▶ _Direction_
Write out every entry precisely as given, leaving the pictures out.
* BEGIN Excerpted records *
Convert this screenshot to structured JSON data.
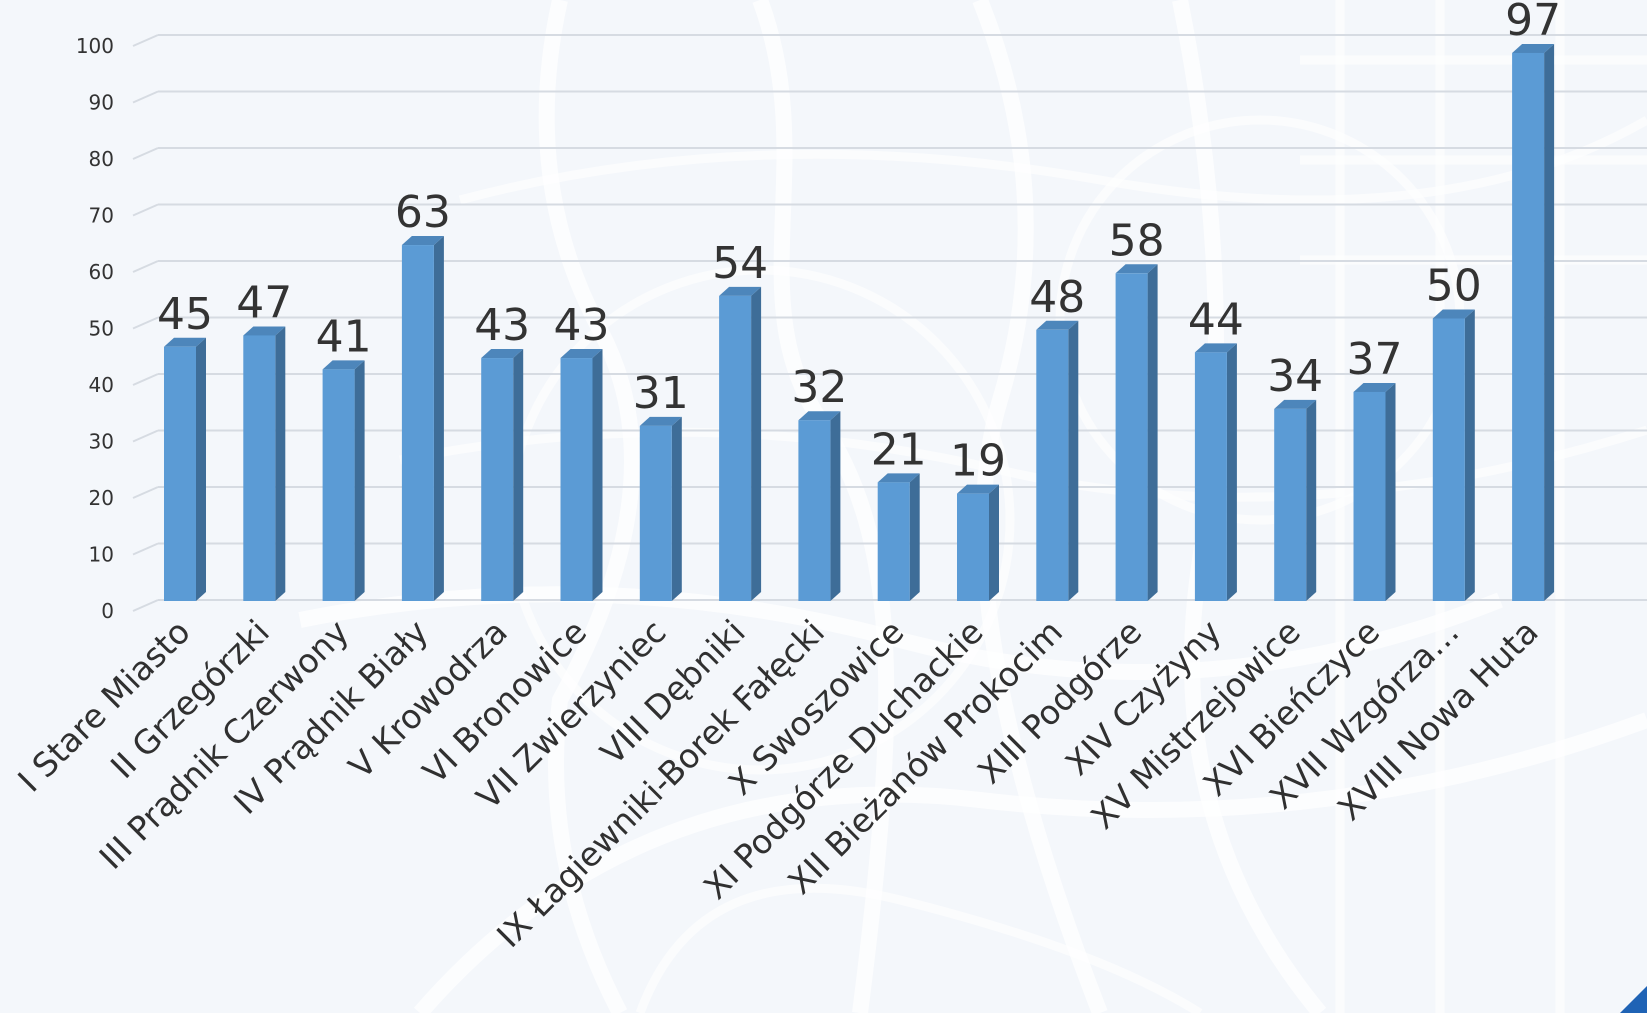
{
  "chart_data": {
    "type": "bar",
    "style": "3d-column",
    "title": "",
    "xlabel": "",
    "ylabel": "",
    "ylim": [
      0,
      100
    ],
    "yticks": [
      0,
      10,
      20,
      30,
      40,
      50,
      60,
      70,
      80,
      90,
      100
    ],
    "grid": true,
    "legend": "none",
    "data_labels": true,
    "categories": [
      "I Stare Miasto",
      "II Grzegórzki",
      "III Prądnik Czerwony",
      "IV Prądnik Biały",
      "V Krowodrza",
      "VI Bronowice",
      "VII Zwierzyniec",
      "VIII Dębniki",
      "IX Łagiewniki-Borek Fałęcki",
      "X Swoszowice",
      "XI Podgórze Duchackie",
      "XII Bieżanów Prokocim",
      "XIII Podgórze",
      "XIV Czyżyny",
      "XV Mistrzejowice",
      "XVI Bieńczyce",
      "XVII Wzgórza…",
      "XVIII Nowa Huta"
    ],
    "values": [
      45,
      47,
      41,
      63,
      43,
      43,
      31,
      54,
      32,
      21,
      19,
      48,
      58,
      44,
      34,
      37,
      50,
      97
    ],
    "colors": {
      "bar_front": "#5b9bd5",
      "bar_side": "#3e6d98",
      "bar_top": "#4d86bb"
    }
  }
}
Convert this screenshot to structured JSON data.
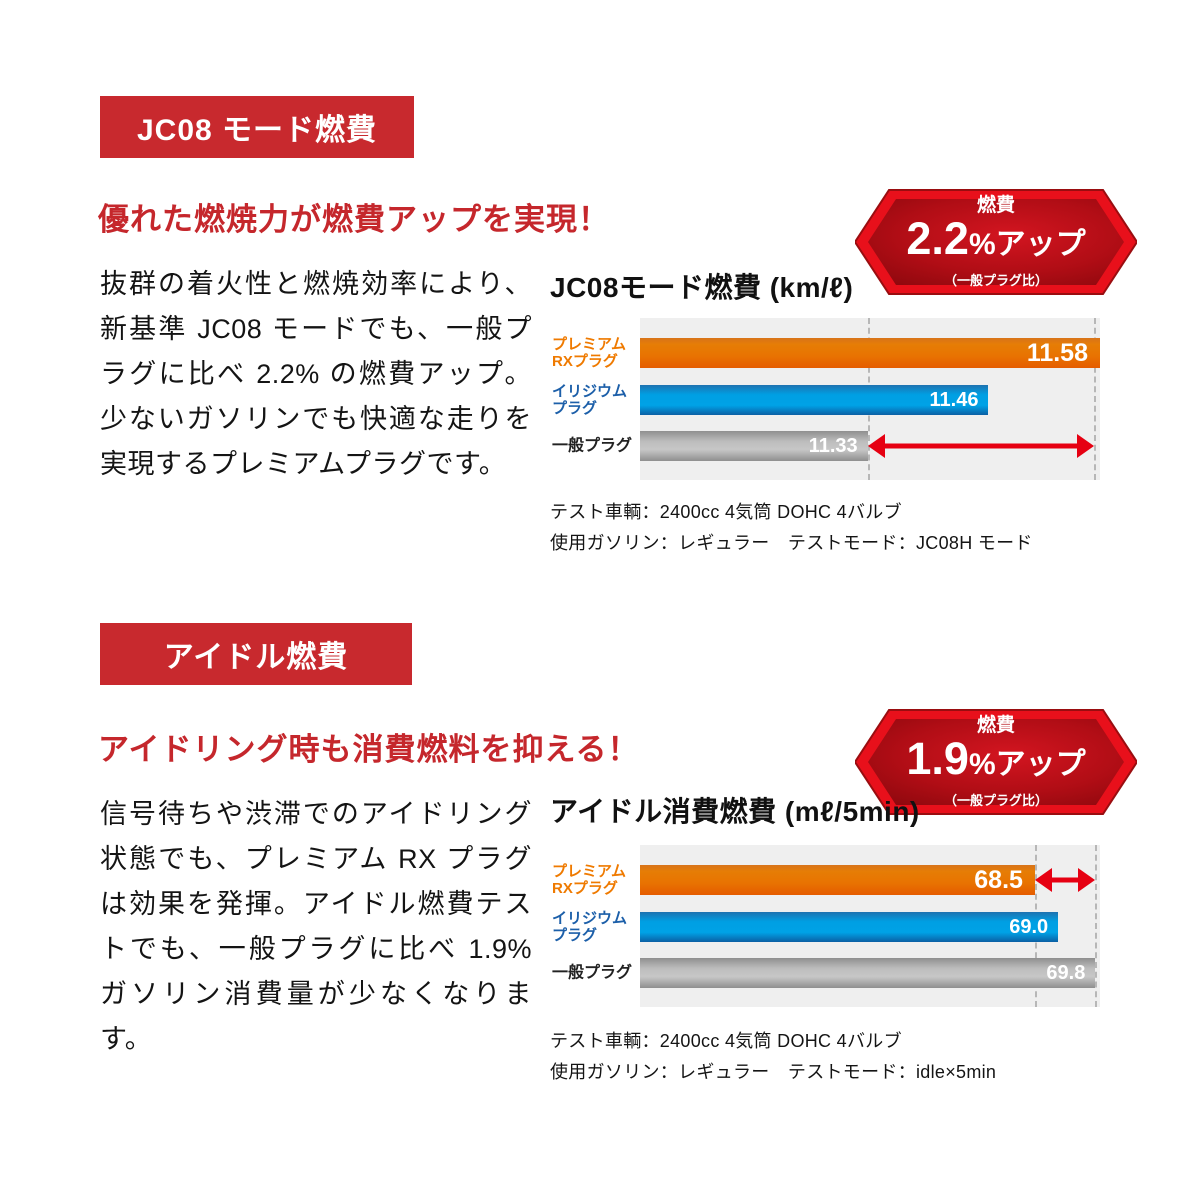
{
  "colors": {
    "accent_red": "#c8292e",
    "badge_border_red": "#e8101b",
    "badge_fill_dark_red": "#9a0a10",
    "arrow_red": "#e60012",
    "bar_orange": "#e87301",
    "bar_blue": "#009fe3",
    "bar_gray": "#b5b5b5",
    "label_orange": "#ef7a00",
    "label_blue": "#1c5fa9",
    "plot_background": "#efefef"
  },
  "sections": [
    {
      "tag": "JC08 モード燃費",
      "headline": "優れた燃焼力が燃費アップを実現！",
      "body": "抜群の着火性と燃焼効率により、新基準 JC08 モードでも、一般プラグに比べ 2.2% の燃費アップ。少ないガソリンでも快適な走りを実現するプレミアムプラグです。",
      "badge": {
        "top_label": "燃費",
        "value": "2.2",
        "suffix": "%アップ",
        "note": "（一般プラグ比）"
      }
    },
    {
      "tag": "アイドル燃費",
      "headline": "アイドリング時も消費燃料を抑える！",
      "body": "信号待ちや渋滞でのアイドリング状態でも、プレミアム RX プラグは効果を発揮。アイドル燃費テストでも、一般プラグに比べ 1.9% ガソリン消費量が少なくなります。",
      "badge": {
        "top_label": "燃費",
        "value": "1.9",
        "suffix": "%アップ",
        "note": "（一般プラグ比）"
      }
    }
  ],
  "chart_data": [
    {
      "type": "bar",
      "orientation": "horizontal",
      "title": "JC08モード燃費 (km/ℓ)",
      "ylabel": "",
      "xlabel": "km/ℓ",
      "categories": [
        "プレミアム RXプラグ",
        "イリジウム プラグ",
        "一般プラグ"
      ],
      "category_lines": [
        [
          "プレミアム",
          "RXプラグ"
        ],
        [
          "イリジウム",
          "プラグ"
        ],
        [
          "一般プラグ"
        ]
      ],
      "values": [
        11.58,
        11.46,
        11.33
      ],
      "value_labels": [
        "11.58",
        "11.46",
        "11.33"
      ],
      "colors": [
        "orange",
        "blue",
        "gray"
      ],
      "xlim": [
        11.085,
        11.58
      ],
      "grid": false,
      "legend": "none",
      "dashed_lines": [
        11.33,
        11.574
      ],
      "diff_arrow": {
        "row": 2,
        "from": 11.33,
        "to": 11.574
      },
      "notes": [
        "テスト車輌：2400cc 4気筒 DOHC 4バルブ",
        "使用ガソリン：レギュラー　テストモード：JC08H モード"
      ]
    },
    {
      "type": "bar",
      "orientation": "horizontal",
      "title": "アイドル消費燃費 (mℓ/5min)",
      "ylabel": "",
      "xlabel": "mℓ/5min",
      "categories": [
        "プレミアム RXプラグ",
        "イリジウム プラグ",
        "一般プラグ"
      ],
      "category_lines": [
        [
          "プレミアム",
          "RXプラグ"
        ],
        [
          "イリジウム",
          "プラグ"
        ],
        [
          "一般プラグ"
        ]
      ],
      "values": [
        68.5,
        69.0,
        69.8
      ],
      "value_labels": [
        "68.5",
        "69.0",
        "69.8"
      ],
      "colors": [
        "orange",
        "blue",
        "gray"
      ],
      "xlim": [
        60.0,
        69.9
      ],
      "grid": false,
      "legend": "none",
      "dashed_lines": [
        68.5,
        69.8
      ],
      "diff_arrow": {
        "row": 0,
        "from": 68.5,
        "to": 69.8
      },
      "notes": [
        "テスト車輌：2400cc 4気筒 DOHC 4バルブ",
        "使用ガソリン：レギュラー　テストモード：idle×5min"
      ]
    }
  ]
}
* END Excerpted records *
▶ _Correct response_
Convert this screenshot to structured JSON data.
{
  "chart_data": {
    "type": "bar",
    "style": "3d-column",
    "title": "",
    "xlabel": "",
    "ylabel": "",
    "ylim": [
      0,
      100
    ],
    "yticks": [
      0,
      10,
      20,
      30,
      40,
      50,
      60,
      70,
      80,
      90,
      100
    ],
    "grid": true,
    "legend": "none",
    "data_labels": true,
    "categories": [
      "I Stare Miasto",
      "II Grzegórzki",
      "III Prądnik Czerwony",
      "IV Prądnik Biały",
      "V Krowodrza",
      "VI Bronowice",
      "VII Zwierzyniec",
      "VIII Dębniki",
      "IX Łagiewniki-Borek Fałęcki",
      "X Swoszowice",
      "XI Podgórze Duchackie",
      "XII Bieżanów Prokocim",
      "XIII Podgórze",
      "XIV Czyżyny",
      "XV Mistrzejowice",
      "XVI Bieńczyce",
      "XVII Wzgórza…",
      "XVIII Nowa Huta"
    ],
    "values": [
      45,
      47,
      41,
      63,
      43,
      43,
      31,
      54,
      32,
      21,
      19,
      48,
      58,
      44,
      34,
      37,
      50,
      97
    ],
    "colors": {
      "bar_front": "#5b9bd5",
      "bar_side": "#3e6d98",
      "bar_top": "#4d86bb"
    }
  }
}
Convert this screenshot to structured JSON data.
{
  "colors": {
    "accent_red": "#c8292e",
    "badge_border_red": "#e8101b",
    "badge_fill_dark_red": "#9a0a10",
    "arrow_red": "#e60012",
    "bar_orange": "#e87301",
    "bar_blue": "#009fe3",
    "bar_gray": "#b5b5b5",
    "label_orange": "#ef7a00",
    "label_blue": "#1c5fa9",
    "plot_background": "#efefef"
  },
  "sections": [
    {
      "tag": "JC08 モード燃費",
      "headline": "優れた燃焼力が燃費アップを実現！",
      "body": "抜群の着火性と燃焼効率により、新基準 JC08 モードでも、一般プラグに比べ 2.2% の燃費アップ。少ないガソリンでも快適な走りを実現するプレミアムプラグです。",
      "badge": {
        "top_label": "燃費",
        "value": "2.2",
        "suffix": "%アップ",
        "note": "（一般プラグ比）"
      }
    },
    {
      "tag": "アイドル燃費",
      "headline": "アイドリング時も消費燃料を抑える！",
      "body": "信号待ちや渋滞でのアイドリング状態でも、プレミアム RX プラグは効果を発揮。アイドル燃費テストでも、一般プラグに比べ 1.9% ガソリン消費量が少なくなります。",
      "badge": {
        "top_label": "燃費",
        "value": "1.9",
        "suffix": "%アップ",
        "note": "（一般プラグ比）"
      }
    }
  ],
  "chart_data": [
    {
      "type": "bar",
      "orientation": "horizontal",
      "title": "JC08モード燃費 (km/ℓ)",
      "ylabel": "",
      "xlabel": "km/ℓ",
      "categories": [
        "プレミアム RXプラグ",
        "イリジウム プラグ",
        "一般プラグ"
      ],
      "category_lines": [
        [
          "プレミアム",
          "RXプラグ"
        ],
        [
          "イリジウム",
          "プラグ"
        ],
        [
          "一般プラグ"
        ]
      ],
      "values": [
        11.58,
        11.46,
        11.33
      ],
      "value_labels": [
        "11.58",
        "11.46",
        "11.33"
      ],
      "colors": [
        "orange",
        "blue",
        "gray"
      ],
      "xlim": [
        11.085,
        11.58
      ],
      "grid": false,
      "legend": "none",
      "dashed_lines": [
        11.33,
        11.574
      ],
      "diff_arrow": {
        "row": 2,
        "from": 11.33,
        "to": 11.574
      },
      "notes": [
        "テスト車輌：2400cc 4気筒 DOHC 4バルブ",
        "使用ガソリン：レギュラー　テストモード：JC08H モード"
      ]
    },
    {
      "type": "bar",
      "orientation": "horizontal",
      "title": "アイドル消費燃費 (mℓ/5min)",
      "ylabel": "",
      "xlabel": "mℓ/5min",
      "categories": [
        "プレミアム RXプラグ",
        "イリジウム プラグ",
        "一般プラグ"
      ],
      "category_lines": [
        [
          "プレミアム",
          "RXプラグ"
        ],
        [
          "イリジウム",
          "プラグ"
        ],
        [
          "一般プラグ"
        ]
      ],
      "values": [
        68.5,
        69.0,
        69.8
      ],
      "value_labels": [
        "68.5",
        "69.0",
        "69.8"
      ],
      "colors": [
        "orange",
        "blue",
        "gray"
      ],
      "xlim": [
        60.0,
        69.9
      ],
      "grid": false,
      "legend": "none",
      "dashed_lines": [
        68.5,
        69.8
      ],
      "diff_arrow": {
        "row": 0,
        "from": 68.5,
        "to": 69.8
      },
      "notes": [
        "テスト車輌：2400cc 4気筒 DOHC 4バルブ",
        "使用ガソリン：レギュラー　テストモード：idle×5min"
      ]
    }
  ]
}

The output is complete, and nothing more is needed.